**Directions:** Take the listing and print it in full, exactly as given.

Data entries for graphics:
....
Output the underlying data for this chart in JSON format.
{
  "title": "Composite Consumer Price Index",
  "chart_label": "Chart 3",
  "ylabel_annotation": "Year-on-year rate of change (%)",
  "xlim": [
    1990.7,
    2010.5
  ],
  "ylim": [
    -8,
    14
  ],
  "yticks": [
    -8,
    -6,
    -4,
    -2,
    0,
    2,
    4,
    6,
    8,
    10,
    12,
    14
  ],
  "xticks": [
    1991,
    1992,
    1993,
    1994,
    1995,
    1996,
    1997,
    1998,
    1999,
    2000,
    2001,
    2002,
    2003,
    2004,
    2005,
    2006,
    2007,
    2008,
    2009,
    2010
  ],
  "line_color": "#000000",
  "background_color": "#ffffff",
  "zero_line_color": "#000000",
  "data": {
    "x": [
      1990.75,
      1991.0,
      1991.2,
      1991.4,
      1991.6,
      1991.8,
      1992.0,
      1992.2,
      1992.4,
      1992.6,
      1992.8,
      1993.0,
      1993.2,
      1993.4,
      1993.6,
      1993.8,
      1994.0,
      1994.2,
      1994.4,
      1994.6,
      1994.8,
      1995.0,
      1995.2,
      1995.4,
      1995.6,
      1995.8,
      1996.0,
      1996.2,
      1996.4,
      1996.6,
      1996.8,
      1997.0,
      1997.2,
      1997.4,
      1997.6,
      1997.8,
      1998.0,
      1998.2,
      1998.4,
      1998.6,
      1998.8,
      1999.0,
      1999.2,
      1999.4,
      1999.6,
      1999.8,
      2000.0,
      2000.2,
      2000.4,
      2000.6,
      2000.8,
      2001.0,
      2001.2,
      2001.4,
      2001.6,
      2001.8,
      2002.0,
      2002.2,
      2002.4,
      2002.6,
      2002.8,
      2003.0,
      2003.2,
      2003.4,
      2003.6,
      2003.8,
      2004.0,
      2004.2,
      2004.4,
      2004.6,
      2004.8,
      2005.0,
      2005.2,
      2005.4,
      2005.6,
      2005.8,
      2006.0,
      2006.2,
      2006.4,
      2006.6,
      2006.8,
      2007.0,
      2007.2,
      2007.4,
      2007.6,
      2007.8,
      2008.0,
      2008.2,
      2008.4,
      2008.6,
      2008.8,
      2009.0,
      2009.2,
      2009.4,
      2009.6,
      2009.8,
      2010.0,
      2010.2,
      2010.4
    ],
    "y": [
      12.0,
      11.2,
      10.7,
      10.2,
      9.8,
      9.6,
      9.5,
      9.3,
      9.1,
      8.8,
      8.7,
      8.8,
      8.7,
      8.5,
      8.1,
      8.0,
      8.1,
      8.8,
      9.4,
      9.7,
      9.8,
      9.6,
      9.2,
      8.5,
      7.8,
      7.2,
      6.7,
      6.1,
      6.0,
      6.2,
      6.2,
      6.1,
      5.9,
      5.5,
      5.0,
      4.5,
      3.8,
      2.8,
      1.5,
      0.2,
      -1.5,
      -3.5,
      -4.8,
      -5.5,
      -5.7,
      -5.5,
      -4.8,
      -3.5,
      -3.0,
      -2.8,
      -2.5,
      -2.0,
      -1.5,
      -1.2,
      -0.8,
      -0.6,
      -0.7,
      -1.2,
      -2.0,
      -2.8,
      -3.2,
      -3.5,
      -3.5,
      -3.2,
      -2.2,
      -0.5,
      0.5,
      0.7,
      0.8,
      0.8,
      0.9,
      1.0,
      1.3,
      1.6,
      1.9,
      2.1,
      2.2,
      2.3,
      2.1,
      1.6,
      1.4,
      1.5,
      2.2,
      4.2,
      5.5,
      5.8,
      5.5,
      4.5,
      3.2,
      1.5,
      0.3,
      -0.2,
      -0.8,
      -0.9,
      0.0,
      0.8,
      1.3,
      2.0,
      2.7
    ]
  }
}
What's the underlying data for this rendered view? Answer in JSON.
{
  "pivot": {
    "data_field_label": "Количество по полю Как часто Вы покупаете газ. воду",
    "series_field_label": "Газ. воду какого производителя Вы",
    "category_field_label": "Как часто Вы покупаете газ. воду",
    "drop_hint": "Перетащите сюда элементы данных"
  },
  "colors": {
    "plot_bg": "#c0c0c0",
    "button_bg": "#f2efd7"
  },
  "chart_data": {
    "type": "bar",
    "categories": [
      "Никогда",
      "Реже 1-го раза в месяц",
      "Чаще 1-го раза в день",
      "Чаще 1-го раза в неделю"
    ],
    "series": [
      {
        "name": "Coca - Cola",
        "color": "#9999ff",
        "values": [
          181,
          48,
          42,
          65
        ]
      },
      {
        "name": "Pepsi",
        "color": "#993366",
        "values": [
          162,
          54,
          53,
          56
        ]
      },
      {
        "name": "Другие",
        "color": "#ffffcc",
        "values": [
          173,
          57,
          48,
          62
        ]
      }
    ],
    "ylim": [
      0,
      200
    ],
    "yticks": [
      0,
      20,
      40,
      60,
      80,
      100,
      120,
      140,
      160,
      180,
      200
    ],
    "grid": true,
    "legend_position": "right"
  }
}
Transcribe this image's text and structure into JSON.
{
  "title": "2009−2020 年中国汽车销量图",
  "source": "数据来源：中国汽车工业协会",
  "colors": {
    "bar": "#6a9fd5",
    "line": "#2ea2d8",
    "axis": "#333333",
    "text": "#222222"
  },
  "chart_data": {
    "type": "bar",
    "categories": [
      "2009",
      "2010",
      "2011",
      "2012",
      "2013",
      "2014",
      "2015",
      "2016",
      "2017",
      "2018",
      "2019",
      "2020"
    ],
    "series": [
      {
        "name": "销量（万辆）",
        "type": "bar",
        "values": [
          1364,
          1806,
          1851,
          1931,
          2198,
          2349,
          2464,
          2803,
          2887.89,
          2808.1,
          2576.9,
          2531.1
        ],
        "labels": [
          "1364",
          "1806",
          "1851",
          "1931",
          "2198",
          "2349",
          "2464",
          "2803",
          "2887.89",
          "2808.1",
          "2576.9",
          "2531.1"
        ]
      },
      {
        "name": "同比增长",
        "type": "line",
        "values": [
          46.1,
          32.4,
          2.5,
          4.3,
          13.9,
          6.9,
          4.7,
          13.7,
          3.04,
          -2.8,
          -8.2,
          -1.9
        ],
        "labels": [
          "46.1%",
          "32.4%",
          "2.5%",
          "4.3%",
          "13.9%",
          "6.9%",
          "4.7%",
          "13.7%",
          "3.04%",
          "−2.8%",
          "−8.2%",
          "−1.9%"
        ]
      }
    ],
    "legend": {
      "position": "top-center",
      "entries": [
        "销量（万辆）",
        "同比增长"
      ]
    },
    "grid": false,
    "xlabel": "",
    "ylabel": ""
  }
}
....
**Written answer:**
Output the underlying data for this chart in JSON format.
{
  "title": "Composite Consumer Price Index",
  "chart_label": "Chart 3",
  "ylabel_annotation": "Year-on-year rate of change (%)",
  "xlim": [
    1990.7,
    2010.5
  ],
  "ylim": [
    -8,
    14
  ],
  "yticks": [
    -8,
    -6,
    -4,
    -2,
    0,
    2,
    4,
    6,
    8,
    10,
    12,
    14
  ],
  "xticks": [
    1991,
    1992,
    1993,
    1994,
    1995,
    1996,
    1997,
    1998,
    1999,
    2000,
    2001,
    2002,
    2003,
    2004,
    2005,
    2006,
    2007,
    2008,
    2009,
    2010
  ],
  "line_color": "#000000",
  "background_color": "#ffffff",
  "zero_line_color": "#000000",
  "data": {
    "x": [
      1990.75,
      1991.0,
      1991.2,
      1991.4,
      1991.6,
      1991.8,
      1992.0,
      1992.2,
      1992.4,
      1992.6,
      1992.8,
      1993.0,
      1993.2,
      1993.4,
      1993.6,
      1993.8,
      1994.0,
      1994.2,
      1994.4,
      1994.6,
      1994.8,
      1995.0,
      1995.2,
      1995.4,
      1995.6,
      1995.8,
      1996.0,
      1996.2,
      1996.4,
      1996.6,
      1996.8,
      1997.0,
      1997.2,
      1997.4,
      1997.6,
      1997.8,
      1998.0,
      1998.2,
      1998.4,
      1998.6,
      1998.8,
      1999.0,
      1999.2,
      1999.4,
      1999.6,
      1999.8,
      2000.0,
      2000.2,
      2000.4,
      2000.6,
      2000.8,
      2001.0,
      2001.2,
      2001.4,
      2001.6,
      2001.8,
      2002.0,
      2002.2,
      2002.4,
      2002.6,
      2002.8,
      2003.0,
      2003.2,
      2003.4,
      2003.6,
      2003.8,
      2004.0,
      2004.2,
      2004.4,
      2004.6,
      2004.8,
      2005.0,
      2005.2,
      2005.4,
      2005.6,
      2005.8,
      2006.0,
      2006.2,
      2006.4,
      2006.6,
      2006.8,
      2007.0,
      2007.2,
      2007.4,
      2007.6,
      2007.8,
      2008.0,
      2008.2,
      2008.4,
      2008.6,
      2008.8,
      2009.0,
      2009.2,
      2009.4,
      2009.6,
      2009.8,
      2010.0,
      2010.2,
      2010.4
    ],
    "y": [
      12.0,
      11.2,
      10.7,
      10.2,
      9.8,
      9.6,
      9.5,
      9.3,
      9.1,
      8.8,
      8.7,
      8.8,
      8.7,
      8.5,
      8.1,
      8.0,
      8.1,
      8.8,
      9.4,
      9.7,
      9.8,
      9.6,
      9.2,
      8.5,
      7.8,
      7.2,
      6.7,
      6.1,
      6.0,
      6.2,
      6.2,
      6.1,
      5.9,
      5.5,
      5.0,
      4.5,
      3.8,
      2.8,
      1.5,
      0.2,
      -1.5,
      -3.5,
      -4.8,
      -5.5,
      -5.7,
      -5.5,
      -4.8,
      -3.5,
      -3.0,
      -2.8,
      -2.5,
      -2.0,
      -1.5,
      -1.2,
      -0.8,
      -0.6,
      -0.7,
      -1.2,
      -2.0,
      -2.8,
      -3.2,
      -3.5,
      -3.5,
      -3.2,
      -2.2,
      -0.5,
      0.5,
      0.7,
      0.8,
      0.8,
      0.9,
      1.0,
      1.3,
      1.6,
      1.9,
      2.1,
      2.2,
      2.3,
      2.1,
      1.6,
      1.4,
      1.5,
      2.2,
      4.2,
      5.5,
      5.8,
      5.5,
      4.5,
      3.2,
      1.5,
      0.3,
      -0.2,
      -0.8,
      -0.9,
      0.0,
      0.8,
      1.3,
      2.0,
      2.7
    ]
  }
}
What's the underlying data for this rendered view? Answer in JSON.
{
  "pivot": {
    "data_field_label": "Количество по полю Как часто Вы покупаете газ. воду",
    "series_field_label": "Газ. воду какого производителя Вы",
    "category_field_label": "Как часто Вы покупаете газ. воду",
    "drop_hint": "Перетащите сюда элементы данных"
  },
  "colors": {
    "plot_bg": "#c0c0c0",
    "button_bg": "#f2efd7"
  },
  "chart_data": {
    "type": "bar",
    "categories": [
      "Никогда",
      "Реже 1-го раза в месяц",
      "Чаще 1-го раза в день",
      "Чаще 1-го раза в неделю"
    ],
    "series": [
      {
        "name": "Coca - Cola",
        "color": "#9999ff",
        "values": [
          181,
          48,
          42,
          65
        ]
      },
      {
        "name": "Pepsi",
        "color": "#993366",
        "values": [
          162,
          54,
          53,
          56
        ]
      },
      {
        "name": "Другие",
        "color": "#ffffcc",
        "values": [
          173,
          57,
          48,
          62
        ]
      }
    ],
    "ylim": [
      0,
      200
    ],
    "yticks": [
      0,
      20,
      40,
      60,
      80,
      100,
      120,
      140,
      160,
      180,
      200
    ],
    "grid": true,
    "legend_position": "right"
  }
}
Transcribe this image's text and structure into JSON.
{
  "title": "2009−2020 年中国汽车销量图",
  "source": "数据来源：中国汽车工业协会",
  "colors": {
    "bar": "#6a9fd5",
    "line": "#2ea2d8",
    "axis": "#333333",
    "text": "#222222"
  },
  "chart_data": {
    "type": "bar",
    "categories": [
      "2009",
      "2010",
      "2011",
      "2012",
      "2013",
      "2014",
      "2015",
      "2016",
      "2017",
      "2018",
      "2019",
      "2020"
    ],
    "series": [
      {
        "name": "销量（万辆）",
        "type": "bar",
        "values": [
          1364,
          1806,
          1851,
          1931,
          2198,
          2349,
          2464,
          2803,
          2887.89,
          2808.1,
          2576.9,
          2531.1
        ],
        "labels": [
          "1364",
          "1806",
          "1851",
          "1931",
          "2198",
          "2349",
          "2464",
          "2803",
          "2887.89",
          "2808.1",
          "2576.9",
          "2531.1"
        ]
      },
      {
        "name": "同比增长",
        "type": "line",
        "values": [
          46.1,
          32.4,
          2.5,
          4.3,
          13.9,
          6.9,
          4.7,
          13.7,
          3.04,
          -2.8,
          -8.2,
          -1.9
        ],
        "labels": [
          "46.1%",
          "32.4%",
          "2.5%",
          "4.3%",
          "13.9%",
          "6.9%",
          "4.7%",
          "13.7%",
          "3.04%",
          "−2.8%",
          "−8.2%",
          "−1.9%"
        ]
      }
    ],
    "legend": {
      "position": "top-center",
      "entries": [
        "销量（万辆）",
        "同比增长"
      ]
    },
    "grid": false,
    "xlabel": "",
    "ylabel": ""
  }
}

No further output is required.